**Selected excerpt:**
- - -

On August 6, 2003, Mr. Mendivil was indicted for violating 21 U.S.C. §§ 841(a)(1) and (b)(1)(A) possession with intent to distribute 1,000 kilograms or more of marijuana. In response to Mr. Mendivil's subsequent motion to suppress the evidence resulting from the checkpoint stop and search, the government filed a motion to dismiss with prejudice the August 6, 2003 indictment because it determined that it was not in the interests of the government to proceed with the suppression hearing at that time; doing so, it explained, risked compromising its then still-ongoing conspiracy investigation. The district court granted the government's motion on October 23, 2003.

- - -

**Information provided:**

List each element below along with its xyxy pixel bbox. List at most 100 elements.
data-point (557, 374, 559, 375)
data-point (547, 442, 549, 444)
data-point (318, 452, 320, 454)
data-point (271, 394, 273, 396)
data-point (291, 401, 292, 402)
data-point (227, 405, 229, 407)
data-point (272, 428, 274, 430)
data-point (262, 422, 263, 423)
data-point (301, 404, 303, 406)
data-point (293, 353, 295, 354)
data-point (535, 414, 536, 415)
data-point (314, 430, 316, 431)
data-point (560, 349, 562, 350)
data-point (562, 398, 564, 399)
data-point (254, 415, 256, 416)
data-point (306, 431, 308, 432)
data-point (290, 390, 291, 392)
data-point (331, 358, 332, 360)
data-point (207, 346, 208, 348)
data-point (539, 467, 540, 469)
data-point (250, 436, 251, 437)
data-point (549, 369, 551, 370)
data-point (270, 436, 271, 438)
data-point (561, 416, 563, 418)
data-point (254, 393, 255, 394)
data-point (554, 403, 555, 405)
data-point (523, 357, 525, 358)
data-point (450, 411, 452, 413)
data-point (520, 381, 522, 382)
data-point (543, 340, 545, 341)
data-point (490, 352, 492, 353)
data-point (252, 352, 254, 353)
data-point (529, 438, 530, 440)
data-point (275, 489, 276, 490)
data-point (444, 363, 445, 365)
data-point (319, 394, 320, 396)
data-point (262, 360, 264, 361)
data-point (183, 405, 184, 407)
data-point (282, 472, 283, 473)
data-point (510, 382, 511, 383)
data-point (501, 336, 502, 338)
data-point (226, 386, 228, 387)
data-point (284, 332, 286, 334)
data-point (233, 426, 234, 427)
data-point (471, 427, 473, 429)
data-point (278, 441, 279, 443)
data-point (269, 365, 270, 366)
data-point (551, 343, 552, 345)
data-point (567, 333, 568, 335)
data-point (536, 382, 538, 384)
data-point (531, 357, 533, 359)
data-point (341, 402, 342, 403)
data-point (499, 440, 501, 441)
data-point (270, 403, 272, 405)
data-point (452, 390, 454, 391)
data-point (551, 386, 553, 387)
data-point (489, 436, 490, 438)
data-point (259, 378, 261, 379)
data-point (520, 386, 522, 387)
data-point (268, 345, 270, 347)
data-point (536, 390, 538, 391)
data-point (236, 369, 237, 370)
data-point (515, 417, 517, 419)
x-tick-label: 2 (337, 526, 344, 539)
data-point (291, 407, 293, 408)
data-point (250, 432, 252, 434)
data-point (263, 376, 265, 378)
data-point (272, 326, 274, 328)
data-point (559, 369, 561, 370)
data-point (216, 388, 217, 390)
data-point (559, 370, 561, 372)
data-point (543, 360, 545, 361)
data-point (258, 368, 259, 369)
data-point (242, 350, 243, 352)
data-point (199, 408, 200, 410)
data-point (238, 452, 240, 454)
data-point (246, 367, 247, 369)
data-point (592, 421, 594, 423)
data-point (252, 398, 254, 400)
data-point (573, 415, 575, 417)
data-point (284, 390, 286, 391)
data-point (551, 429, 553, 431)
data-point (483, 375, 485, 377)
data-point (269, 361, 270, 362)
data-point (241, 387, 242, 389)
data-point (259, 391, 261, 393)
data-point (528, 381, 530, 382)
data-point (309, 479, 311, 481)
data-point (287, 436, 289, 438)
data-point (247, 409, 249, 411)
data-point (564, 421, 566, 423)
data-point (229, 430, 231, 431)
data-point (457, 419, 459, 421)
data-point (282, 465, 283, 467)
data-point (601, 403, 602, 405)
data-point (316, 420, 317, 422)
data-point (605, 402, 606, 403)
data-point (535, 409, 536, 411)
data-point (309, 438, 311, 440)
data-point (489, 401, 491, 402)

- - -

**Exercise tasks:**
(A) Name every participant in the court excerpt about Mr. Mendivil's indictment that is described as taking some action.
(B) In the court excerpt about Mr. Mendivil's indictment, on what date did the district court grant the government's motion?
(C) Pick up the court excerpt about Mr. Mendivil's indictment at the point where it stops, and write what comes next.
The records have no connection to the court excerpt.

**The results:**
(A) Mr. Mendivil, the government, and the district court.

(B) October 23, 2003.

(C)
On February 19, 2004, a grand jury returned a superseding indictment in which Mr. Mendivil was charged for the first time with conspiracy to possess with intent to distribute marijuana, a violation of 21 U.S.C. §846. Mr. Mendivil again pursued a motion to suppress. The conspiracy investigation no longer an issue by this time, the government opposed the motion. The district court, after a hearing on the matter, denied the motion to suppress and set the matter for trial. After a five week jury trial, Mr. Mendivil was convicted and subsequently sentenced.
Counsel may "request permission to withdraw [from an appeal] where counsel conscientiously examines a case and determines that any appeal would be wholly frivolous." United States v. Calderon, 428 F.3d 928, 930 (10th Cir. 2005) (citing Anders, 386 U.S. at 744). This process requires counsel to
submit a brief to the client and the appellate court indicating any potential appealable issues based on the record. The client may then choose to submit arguments to the court. The [c]ourt must then conduct a full examination of the record to determine whether defendant's claims are wholly frivolous. If the court concludes after such an examination that the appeal is frivolous, it may grant counsel's motion to withdraw and may dismiss the appeal.
Id. (citing Anders, 386 U.S. at 744).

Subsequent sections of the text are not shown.